# Directions for this task
Among the entries, which lines carry the string "officio"? Copy each of them.
** start of Provided records **
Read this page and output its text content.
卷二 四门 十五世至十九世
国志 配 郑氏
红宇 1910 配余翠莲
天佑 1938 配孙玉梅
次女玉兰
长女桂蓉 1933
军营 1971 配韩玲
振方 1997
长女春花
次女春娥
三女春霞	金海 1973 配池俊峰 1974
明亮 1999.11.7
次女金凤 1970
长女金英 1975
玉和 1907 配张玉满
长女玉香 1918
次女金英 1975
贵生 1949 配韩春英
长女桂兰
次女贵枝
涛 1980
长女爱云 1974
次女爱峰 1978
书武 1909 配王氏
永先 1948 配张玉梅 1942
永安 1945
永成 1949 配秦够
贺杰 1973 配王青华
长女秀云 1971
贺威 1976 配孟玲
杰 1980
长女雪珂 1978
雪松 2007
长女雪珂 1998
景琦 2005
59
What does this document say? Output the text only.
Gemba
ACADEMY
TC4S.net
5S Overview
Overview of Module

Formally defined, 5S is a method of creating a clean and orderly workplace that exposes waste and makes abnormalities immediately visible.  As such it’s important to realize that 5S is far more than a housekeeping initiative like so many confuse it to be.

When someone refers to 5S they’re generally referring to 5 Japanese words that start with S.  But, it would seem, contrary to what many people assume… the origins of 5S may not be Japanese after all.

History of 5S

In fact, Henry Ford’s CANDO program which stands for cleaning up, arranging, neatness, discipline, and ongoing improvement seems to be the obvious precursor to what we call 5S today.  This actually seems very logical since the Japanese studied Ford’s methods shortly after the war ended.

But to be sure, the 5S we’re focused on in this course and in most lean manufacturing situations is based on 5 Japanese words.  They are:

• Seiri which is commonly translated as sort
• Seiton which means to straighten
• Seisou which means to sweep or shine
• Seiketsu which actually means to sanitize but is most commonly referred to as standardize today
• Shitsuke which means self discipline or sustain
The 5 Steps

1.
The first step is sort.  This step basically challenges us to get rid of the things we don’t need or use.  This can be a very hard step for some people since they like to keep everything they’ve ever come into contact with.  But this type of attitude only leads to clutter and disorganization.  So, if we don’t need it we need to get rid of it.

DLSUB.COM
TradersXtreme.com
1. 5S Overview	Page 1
** end of Provided records **
** start of Provided records **
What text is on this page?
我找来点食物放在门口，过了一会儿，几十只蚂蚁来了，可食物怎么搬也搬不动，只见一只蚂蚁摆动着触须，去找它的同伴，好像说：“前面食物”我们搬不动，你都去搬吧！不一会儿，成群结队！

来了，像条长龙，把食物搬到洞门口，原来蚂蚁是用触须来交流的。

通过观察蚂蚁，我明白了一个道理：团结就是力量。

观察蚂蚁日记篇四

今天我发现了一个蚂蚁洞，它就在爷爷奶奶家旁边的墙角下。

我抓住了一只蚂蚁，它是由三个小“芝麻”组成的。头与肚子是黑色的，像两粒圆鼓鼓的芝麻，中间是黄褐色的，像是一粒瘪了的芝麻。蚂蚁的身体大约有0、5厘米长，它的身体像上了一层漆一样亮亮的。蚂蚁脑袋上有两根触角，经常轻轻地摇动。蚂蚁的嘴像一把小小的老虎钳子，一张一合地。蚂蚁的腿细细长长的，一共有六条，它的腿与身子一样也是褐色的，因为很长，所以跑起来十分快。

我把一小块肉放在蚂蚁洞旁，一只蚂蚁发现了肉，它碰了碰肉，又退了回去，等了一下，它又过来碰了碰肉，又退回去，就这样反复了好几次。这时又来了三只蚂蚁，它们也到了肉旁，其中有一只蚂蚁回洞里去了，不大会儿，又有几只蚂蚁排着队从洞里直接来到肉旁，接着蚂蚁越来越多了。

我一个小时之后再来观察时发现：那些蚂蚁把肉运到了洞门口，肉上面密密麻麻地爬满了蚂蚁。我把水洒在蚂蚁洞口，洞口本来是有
** end of Provided records **
** start of Provided records **
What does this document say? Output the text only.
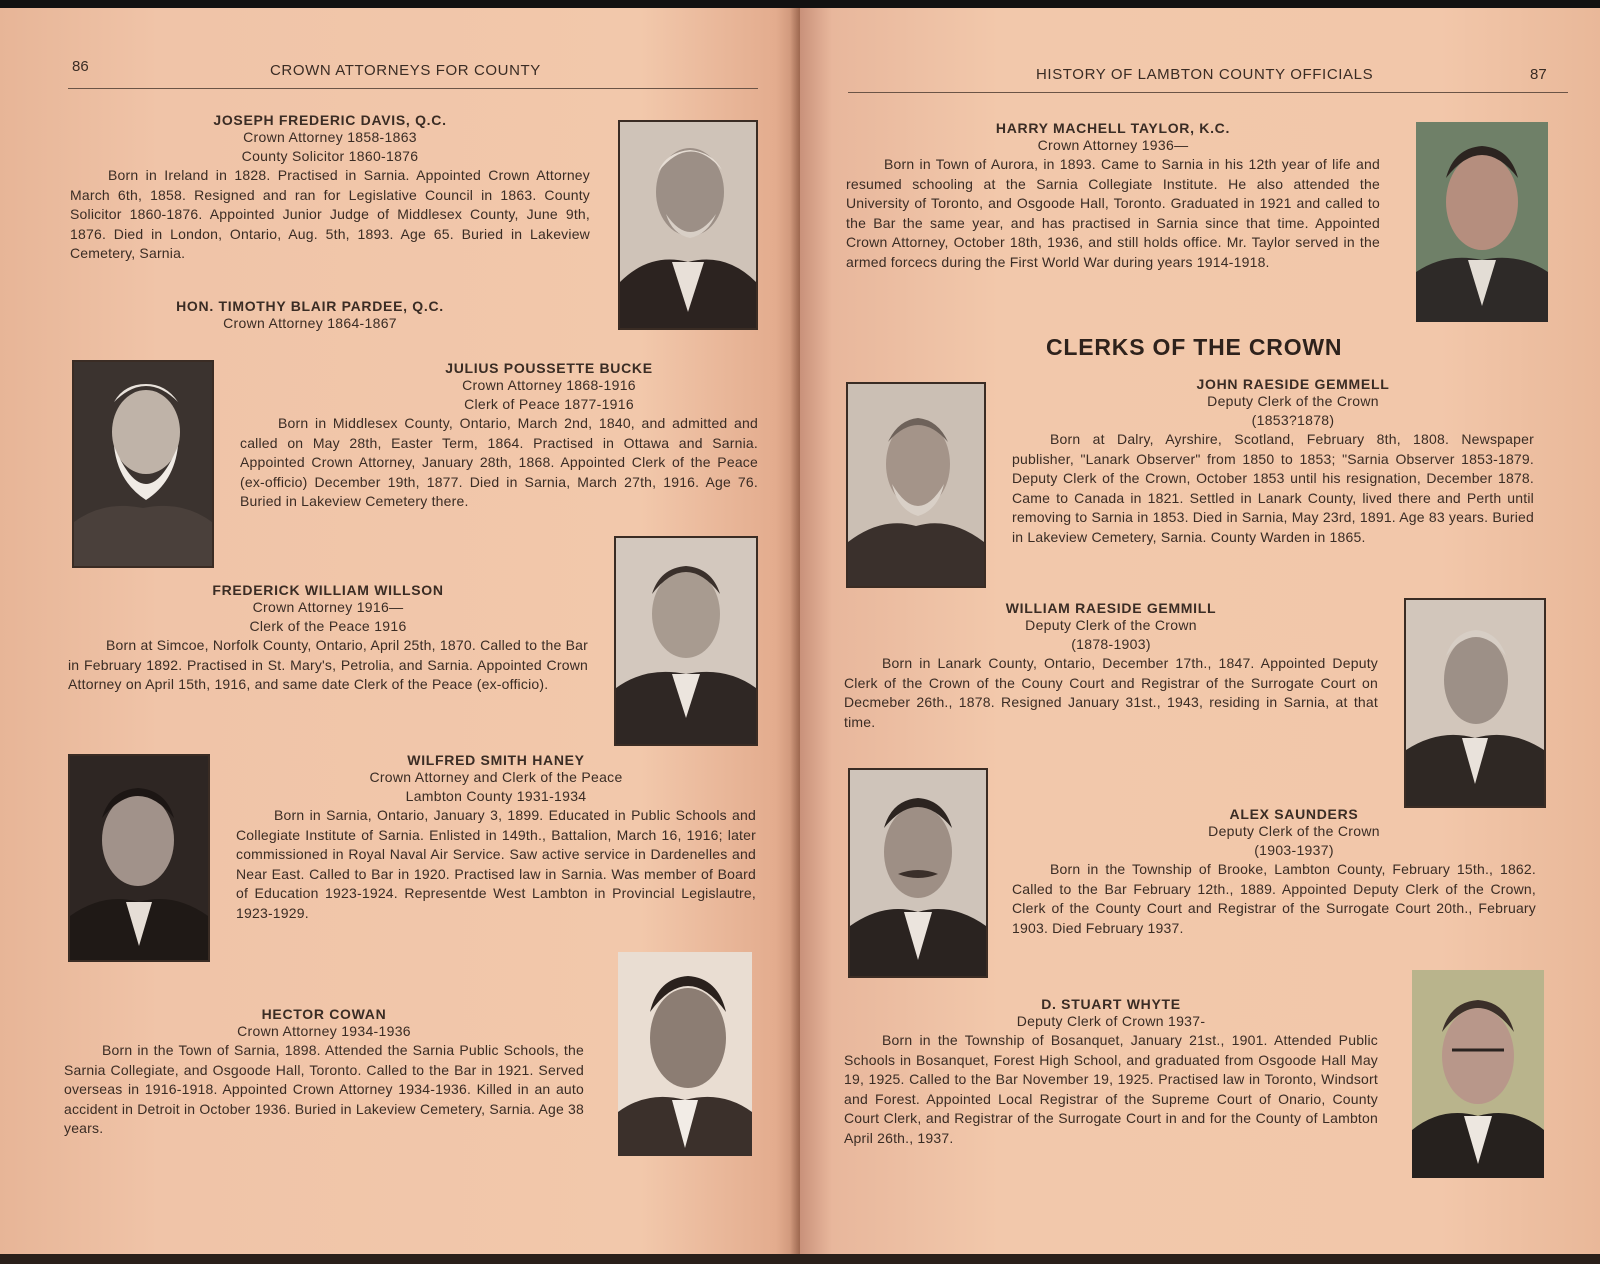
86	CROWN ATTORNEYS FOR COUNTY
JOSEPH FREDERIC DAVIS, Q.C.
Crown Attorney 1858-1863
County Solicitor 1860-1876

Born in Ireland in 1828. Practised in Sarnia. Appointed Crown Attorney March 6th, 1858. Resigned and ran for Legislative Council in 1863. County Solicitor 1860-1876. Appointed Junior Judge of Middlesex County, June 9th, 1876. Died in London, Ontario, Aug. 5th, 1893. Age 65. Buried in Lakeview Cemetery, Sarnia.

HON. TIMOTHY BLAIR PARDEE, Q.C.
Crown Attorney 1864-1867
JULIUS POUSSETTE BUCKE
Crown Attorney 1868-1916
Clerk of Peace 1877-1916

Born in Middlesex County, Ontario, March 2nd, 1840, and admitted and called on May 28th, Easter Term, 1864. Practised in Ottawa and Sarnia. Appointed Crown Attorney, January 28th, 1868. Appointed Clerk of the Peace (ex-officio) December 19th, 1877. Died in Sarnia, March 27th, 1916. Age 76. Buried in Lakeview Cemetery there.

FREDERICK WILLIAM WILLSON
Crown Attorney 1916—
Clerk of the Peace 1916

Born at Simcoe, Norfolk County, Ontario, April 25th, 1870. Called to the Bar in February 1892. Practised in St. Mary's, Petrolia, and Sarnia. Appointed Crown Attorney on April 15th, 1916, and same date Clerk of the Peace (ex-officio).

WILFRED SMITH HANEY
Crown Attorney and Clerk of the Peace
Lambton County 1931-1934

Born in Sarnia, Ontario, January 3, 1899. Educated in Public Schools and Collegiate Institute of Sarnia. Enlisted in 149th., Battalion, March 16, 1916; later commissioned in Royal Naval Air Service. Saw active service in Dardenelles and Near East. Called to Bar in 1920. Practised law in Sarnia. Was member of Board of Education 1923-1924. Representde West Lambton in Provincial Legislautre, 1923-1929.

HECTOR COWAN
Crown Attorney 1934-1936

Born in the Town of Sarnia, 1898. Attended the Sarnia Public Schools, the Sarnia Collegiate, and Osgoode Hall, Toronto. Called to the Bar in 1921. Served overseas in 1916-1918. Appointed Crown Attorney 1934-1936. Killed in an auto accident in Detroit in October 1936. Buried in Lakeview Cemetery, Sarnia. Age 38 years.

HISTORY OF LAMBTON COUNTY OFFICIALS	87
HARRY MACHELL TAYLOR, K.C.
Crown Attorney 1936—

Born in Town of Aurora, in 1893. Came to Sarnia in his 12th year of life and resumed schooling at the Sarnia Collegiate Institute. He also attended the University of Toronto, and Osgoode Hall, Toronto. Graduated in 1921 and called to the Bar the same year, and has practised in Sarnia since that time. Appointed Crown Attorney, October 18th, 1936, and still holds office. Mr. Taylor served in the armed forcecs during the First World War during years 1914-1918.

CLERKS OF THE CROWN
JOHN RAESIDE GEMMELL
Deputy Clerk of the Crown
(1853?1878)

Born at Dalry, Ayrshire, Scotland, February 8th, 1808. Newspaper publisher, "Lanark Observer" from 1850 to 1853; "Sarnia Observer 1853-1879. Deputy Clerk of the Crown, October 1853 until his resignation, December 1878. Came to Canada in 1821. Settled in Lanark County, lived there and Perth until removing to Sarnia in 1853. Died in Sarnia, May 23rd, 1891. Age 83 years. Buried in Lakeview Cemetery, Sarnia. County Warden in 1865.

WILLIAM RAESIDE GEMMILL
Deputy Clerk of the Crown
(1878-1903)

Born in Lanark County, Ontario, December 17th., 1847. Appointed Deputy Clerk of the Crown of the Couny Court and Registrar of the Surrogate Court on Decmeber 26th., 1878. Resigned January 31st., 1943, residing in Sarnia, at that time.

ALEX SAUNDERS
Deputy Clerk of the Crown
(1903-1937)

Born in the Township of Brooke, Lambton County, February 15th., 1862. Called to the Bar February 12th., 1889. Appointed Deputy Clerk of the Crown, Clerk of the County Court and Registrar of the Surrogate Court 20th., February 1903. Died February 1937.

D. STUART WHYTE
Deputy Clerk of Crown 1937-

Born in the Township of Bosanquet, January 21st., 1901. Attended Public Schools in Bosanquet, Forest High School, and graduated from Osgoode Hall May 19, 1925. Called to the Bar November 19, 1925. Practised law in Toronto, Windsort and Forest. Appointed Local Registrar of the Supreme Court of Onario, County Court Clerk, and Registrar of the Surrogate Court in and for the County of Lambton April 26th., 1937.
** end of Provided records **
# The output
Born in Middlesex County, Ontario, March 2nd, 1840, and admitted and called on May 28th, Easter Term, 1864. Practised in Ottawa and Sarnia. Appointed Crown Attorney, January 28th, 1868. Appointed Clerk of the Peace (ex-officio) December 19th, 1877. Died in Sarnia, March 27th, 1916. Age 76. Buried in Lakeview Cemetery there.
Born at Simcoe, Norfolk County, Ontario, April 25th, 1870. Called to the Bar in February 1892. Practised in St. Mary's, Petrolia, and Sarnia. Appointed Crown Attorney on April 15th, 1916, and same date Clerk of the Peace (ex-officio).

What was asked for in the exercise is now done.